## Begin
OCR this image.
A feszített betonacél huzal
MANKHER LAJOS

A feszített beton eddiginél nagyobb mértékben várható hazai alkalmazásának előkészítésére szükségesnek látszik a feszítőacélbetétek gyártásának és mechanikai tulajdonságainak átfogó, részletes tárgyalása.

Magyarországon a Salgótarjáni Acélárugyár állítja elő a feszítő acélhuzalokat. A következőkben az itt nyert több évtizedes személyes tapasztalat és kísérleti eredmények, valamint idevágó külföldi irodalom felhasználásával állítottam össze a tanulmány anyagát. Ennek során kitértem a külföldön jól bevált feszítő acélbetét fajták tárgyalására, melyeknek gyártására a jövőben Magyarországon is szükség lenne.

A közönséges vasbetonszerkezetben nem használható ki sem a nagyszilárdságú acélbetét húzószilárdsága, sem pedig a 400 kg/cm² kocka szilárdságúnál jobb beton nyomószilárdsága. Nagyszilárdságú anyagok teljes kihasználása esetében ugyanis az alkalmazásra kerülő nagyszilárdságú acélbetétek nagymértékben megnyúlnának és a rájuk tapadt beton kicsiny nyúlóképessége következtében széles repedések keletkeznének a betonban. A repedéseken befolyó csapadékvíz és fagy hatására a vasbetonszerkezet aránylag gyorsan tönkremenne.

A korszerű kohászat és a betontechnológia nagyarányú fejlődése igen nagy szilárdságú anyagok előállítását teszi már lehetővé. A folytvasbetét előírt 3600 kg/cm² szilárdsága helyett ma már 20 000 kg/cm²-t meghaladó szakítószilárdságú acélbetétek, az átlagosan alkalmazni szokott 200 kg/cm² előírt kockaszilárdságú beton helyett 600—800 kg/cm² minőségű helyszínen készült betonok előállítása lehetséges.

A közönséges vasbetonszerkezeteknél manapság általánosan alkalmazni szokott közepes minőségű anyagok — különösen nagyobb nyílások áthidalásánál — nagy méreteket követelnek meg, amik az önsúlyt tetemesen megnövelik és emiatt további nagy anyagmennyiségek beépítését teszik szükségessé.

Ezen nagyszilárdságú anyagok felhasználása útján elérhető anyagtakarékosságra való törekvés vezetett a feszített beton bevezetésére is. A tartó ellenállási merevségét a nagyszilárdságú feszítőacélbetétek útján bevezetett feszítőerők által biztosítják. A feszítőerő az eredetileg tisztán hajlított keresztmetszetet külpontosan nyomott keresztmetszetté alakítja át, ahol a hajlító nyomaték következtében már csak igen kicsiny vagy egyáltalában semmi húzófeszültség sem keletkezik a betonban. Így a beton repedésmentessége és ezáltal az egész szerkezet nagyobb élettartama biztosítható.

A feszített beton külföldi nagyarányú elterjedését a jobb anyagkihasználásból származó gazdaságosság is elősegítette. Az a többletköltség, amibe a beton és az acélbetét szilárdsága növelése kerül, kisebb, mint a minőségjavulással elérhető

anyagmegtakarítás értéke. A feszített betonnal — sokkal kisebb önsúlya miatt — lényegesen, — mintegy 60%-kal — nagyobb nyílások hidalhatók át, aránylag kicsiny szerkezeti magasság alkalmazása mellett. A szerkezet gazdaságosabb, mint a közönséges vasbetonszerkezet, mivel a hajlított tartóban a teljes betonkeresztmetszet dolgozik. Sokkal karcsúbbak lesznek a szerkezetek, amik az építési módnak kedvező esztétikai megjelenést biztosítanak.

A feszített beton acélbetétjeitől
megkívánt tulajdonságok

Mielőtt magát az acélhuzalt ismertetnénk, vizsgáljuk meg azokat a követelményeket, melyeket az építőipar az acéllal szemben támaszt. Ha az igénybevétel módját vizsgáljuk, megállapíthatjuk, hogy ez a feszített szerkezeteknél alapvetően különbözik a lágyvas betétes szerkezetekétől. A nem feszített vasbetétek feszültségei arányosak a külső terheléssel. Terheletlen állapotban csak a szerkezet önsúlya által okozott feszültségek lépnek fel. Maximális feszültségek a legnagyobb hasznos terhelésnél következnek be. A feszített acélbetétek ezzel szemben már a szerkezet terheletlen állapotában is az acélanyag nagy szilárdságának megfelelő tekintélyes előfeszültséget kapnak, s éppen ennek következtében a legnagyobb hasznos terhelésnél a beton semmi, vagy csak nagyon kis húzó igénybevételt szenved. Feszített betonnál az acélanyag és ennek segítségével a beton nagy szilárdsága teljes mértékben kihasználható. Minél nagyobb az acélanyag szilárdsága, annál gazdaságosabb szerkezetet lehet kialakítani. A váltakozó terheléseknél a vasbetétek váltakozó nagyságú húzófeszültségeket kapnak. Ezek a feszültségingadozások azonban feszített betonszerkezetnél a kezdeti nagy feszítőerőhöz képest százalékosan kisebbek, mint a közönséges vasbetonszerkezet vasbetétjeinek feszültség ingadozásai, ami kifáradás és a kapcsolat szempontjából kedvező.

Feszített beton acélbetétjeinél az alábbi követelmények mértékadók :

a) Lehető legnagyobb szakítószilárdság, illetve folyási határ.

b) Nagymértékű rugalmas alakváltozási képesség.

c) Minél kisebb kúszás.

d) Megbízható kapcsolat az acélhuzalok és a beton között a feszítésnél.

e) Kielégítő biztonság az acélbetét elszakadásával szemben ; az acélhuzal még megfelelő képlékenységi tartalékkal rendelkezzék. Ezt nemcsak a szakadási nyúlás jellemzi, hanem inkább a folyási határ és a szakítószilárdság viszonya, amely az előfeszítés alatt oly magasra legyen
## End
Extract each line from the listing above, please, and repeat it exactly.

Written answer:
OCR this image.
A feszített betonacél huzal
MANKHER LAJOS

A feszített beton eddiginél nagyobb mértékben várható hazai alkalmazásának előkészítésére szükségesnek látszik a feszítőacélbetétek gyártásának és mechanikai tulajdonságainak átfogó, részletes tárgyalása.

Magyarországon a Salgótarjáni Acélárugyár állítja elő a feszítő acélhuzalokat. A következőkben az itt nyert több évtizedes személyes tapasztalat és kísérleti eredmények, valamint idevágó külföldi irodalom felhasználásával állítottam össze a tanulmány anyagát. Ennek során kitértem a külföldön jól bevált feszítő acélbetét fajták tárgyalására, melyeknek gyártására a jövőben Magyarországon is szükség lenne.

A közönséges vasbetonszerkezetben nem használható ki sem a nagyszilárdságú acélbetét húzószilárdsága, sem pedig a 400 kg/cm² kocka szilárdságúnál jobb beton nyomószilárdsága. Nagyszilárdságú anyagok teljes kihasználása esetében ugyanis az alkalmazásra kerülő nagyszilárdságú acélbetétek nagymértékben megnyúlnának és a rájuk tapadt beton kicsiny nyúlóképessége következtében széles repedések keletkeznének a betonban. A repedéseken befolyó csapadékvíz és fagy hatására a vasbetonszerkezet aránylag gyorsan tönkremenne.

A korszerű kohászat és a betontechnológia nagyarányú fejlődése igen nagy szilárdságú anyagok előállítását teszi már lehetővé. A folytvasbetét előírt 3600 kg/cm² szilárdsága helyett ma már 20 000 kg/cm²-t meghaladó szakítószilárdságú acélbetétek, az átlagosan alkalmazni szokott 200 kg/cm² előírt kockaszilárdságú beton helyett 600—800 kg/cm² minőségű helyszínen készült betonok előállítása lehetséges.

A közönséges vasbetonszerkezeteknél manapság általánosan alkalmazni szokott közepes minőségű anyagok — különösen nagyobb nyílások áthidalásánál — nagy méreteket követelnek meg, amik az önsúlyt tetemesen megnövelik és emiatt további nagy anyagmennyiségek beépítését teszik szükségessé.

Ezen nagyszilárdságú anyagok felhasználása útján elérhető anyagtakarékosságra való törekvés vezetett a feszített beton bevezetésére is. A tartó ellenállási merevségét a nagyszilárdságú feszítőacélbetétek útján bevezetett feszítőerők által biztosítják. A feszítőerő az eredetileg tisztán hajlított keresztmetszetet külpontosan nyomott keresztmetszetté alakítja át, ahol a hajlító nyomaték következtében már csak igen kicsiny vagy egyáltalában semmi húzófeszültség sem keletkezik a betonban. Így a beton repedésmentessége és ezáltal az egész szerkezet nagyobb élettartama biztosítható.

A feszített beton külföldi nagyarányú elterjedését a jobb anyagkihasználásból származó gazdaságosság is elősegítette. Az a többletköltség, amibe a beton és az acélbetét szilárdsága növelése kerül, kisebb, mint a minőségjavulással elérhető

anyagmegtakarítás értéke. A feszített betonnal — sokkal kisebb önsúlya miatt — lényegesen, — mintegy 60%-kal — nagyobb nyílások hidalhatók át, aránylag kicsiny szerkezeti magasság alkalmazása mellett. A szerkezet gazdaságosabb, mint a közönséges vasbetonszerkezet, mivel a hajlított tartóban a teljes betonkeresztmetszet dolgozik. Sokkal karcsúbbak lesznek a szerkezetek, amik az építési módnak kedvező esztétikai megjelenést biztosítanak.

A feszített beton acélbetétjeitől
megkívánt tulajdonságok

Mielőtt magát az acélhuzalt ismertetnénk, vizsgáljuk meg azokat a követelményeket, melyeket az építőipar az acéllal szemben támaszt. Ha az igénybevétel módját vizsgáljuk, megállapíthatjuk, hogy ez a feszített szerkezeteknél alapvetően különbözik a lágyvas betétes szerkezetekétől. A nem feszített vasbetétek feszültségei arányosak a külső terheléssel. Terheletlen állapotban csak a szerkezet önsúlya által okozott feszültségek lépnek fel. Maximális feszültségek a legnagyobb hasznos terhelésnél következnek be. A feszített acélbetétek ezzel szemben már a szerkezet terheletlen állapotában is az acélanyag nagy szilárdságának megfelelő tekintélyes előfeszültséget kapnak, s éppen ennek következtében a legnagyobb hasznos terhelésnél a beton semmi, vagy csak nagyon kis húzó igénybevételt szenved. Feszített betonnál az acélanyag és ennek segítségével a beton nagy szilárdsága teljes mértékben kihasználható. Minél nagyobb az acélanyag szilárdsága, annál gazdaságosabb szerkezetet lehet kialakítani. A váltakozó terheléseknél a vasbetétek váltakozó nagyságú húzófeszültségeket kapnak. Ezek a feszültségingadozások azonban feszített betonszerkezetnél a kezdeti nagy feszítőerőhöz képest százalékosan kisebbek, mint a közönséges vasbetonszerkezet vasbetétjeinek feszültség ingadozásai, ami kifáradás és a kapcsolat szempontjából kedvező.

Feszített beton acélbetétjeinél az alábbi követelmények mértékadók :

a) Lehető legnagyobb szakítószilárdság, illetve folyási határ.

b) Nagymértékű rugalmas alakváltozási képesség.

c) Minél kisebb kúszás.

d) Megbízható kapcsolat az acélhuzalok és a beton között a feszítésnél.

e) Kielégítő biztonság az acélbetét elszakadásával szemben ; az acélhuzal még megfelelő képlékenységi tartalékkal rendelkezzék. Ezt nemcsak a szakadási nyúlás jellemzi, hanem inkább a folyási határ és a szakítószilárdság viszonya, amely az előfeszítés alatt oly magasra legyen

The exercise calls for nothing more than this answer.